** Start of Extracted entries **

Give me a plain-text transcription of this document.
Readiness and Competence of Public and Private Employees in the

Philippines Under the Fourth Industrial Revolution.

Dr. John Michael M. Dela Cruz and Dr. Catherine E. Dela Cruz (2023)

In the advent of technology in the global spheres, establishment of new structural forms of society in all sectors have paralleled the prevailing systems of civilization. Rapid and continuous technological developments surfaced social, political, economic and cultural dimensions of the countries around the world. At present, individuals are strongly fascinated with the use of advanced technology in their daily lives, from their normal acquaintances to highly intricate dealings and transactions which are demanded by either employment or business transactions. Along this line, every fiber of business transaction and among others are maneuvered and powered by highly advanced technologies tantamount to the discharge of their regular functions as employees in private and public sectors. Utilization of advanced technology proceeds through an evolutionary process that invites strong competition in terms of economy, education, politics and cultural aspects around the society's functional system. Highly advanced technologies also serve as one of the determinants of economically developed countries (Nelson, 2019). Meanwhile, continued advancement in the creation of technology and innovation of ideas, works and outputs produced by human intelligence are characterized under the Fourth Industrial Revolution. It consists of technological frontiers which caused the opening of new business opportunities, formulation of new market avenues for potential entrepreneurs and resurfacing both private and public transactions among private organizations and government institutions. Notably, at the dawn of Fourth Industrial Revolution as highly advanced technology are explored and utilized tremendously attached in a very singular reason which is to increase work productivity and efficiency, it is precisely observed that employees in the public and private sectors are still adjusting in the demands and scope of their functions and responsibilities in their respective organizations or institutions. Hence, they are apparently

** End of Extracted entries **
** Start of Extracted entries **

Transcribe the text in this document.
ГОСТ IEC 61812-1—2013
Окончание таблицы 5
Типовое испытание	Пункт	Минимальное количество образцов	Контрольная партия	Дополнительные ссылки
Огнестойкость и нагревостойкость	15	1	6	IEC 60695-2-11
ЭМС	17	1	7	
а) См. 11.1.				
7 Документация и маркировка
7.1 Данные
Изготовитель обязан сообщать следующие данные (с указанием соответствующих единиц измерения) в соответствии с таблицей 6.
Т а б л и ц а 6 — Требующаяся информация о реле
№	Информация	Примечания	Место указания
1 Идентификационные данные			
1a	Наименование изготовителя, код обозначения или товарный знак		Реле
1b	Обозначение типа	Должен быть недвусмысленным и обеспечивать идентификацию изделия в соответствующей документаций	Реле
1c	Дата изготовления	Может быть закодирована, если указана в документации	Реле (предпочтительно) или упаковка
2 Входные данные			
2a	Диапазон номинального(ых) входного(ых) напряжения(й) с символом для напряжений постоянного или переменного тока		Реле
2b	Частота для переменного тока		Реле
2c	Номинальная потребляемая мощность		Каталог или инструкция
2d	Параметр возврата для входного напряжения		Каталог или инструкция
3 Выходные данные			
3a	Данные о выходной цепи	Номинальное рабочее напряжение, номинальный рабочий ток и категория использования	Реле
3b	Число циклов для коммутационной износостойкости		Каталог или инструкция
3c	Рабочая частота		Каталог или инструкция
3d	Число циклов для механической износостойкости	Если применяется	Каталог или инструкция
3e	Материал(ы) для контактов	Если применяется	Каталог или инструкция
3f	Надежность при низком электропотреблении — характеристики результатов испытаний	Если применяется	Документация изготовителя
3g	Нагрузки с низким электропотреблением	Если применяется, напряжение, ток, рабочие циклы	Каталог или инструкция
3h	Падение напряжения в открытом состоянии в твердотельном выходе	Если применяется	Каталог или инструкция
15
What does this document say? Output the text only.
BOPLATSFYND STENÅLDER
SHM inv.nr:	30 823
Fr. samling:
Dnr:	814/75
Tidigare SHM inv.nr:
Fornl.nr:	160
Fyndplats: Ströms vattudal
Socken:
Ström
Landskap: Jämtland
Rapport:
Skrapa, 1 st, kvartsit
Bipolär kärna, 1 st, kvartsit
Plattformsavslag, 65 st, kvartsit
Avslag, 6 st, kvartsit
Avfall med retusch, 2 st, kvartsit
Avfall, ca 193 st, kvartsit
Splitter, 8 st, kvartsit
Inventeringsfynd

** End of Extracted entries **
** Start of Extracted entries **

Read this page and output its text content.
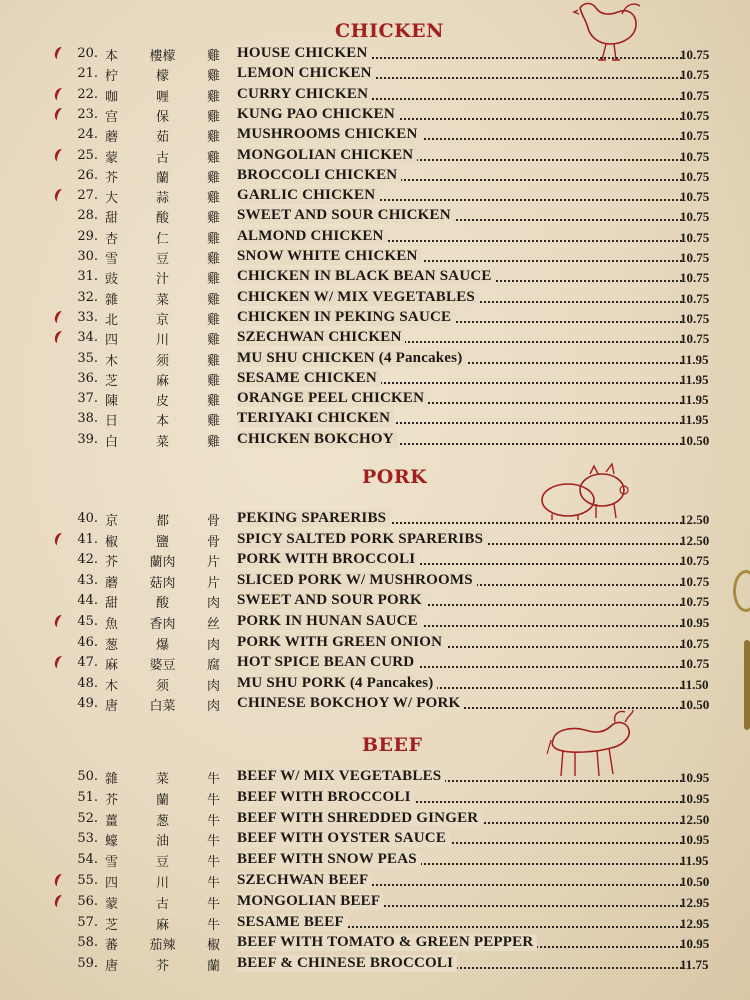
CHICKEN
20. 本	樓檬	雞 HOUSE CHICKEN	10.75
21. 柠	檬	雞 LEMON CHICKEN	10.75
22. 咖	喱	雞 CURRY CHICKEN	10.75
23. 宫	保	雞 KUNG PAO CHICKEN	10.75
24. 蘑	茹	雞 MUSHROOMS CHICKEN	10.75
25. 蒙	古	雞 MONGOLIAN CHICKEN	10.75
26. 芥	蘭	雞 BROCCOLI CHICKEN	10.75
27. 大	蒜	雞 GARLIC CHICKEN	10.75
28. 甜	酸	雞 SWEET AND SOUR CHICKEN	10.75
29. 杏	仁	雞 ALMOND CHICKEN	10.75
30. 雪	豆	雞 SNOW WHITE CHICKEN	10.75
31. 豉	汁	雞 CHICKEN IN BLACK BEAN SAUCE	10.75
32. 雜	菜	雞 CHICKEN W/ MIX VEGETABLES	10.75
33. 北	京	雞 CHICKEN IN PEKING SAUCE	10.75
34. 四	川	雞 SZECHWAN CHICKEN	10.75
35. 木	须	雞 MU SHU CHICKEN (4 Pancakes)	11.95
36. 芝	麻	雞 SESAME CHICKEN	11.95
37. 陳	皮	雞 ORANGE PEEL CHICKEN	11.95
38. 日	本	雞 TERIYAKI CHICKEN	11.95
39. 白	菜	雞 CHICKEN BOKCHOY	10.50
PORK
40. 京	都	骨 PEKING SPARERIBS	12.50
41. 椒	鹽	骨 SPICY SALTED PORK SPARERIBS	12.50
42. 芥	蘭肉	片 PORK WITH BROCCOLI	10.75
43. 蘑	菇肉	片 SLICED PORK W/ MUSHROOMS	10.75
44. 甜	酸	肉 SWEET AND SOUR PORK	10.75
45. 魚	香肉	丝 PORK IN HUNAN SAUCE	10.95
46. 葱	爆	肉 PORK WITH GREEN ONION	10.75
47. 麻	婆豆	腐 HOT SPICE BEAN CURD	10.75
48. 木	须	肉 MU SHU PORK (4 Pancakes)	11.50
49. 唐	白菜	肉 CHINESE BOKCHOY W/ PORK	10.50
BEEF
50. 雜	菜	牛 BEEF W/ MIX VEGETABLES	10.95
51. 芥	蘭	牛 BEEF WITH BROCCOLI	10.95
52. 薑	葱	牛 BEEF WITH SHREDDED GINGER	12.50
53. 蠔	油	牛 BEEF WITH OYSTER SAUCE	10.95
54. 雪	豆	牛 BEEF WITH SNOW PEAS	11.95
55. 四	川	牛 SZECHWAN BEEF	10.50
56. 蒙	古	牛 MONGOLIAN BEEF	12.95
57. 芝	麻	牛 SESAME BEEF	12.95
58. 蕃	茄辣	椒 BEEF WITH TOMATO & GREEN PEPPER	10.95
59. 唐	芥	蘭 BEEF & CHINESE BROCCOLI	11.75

** End of Extracted entries **

■ Written request:
Each line that holds the string "BOKCHOY" counts once; give the total and nothing else.

■ Written response:
2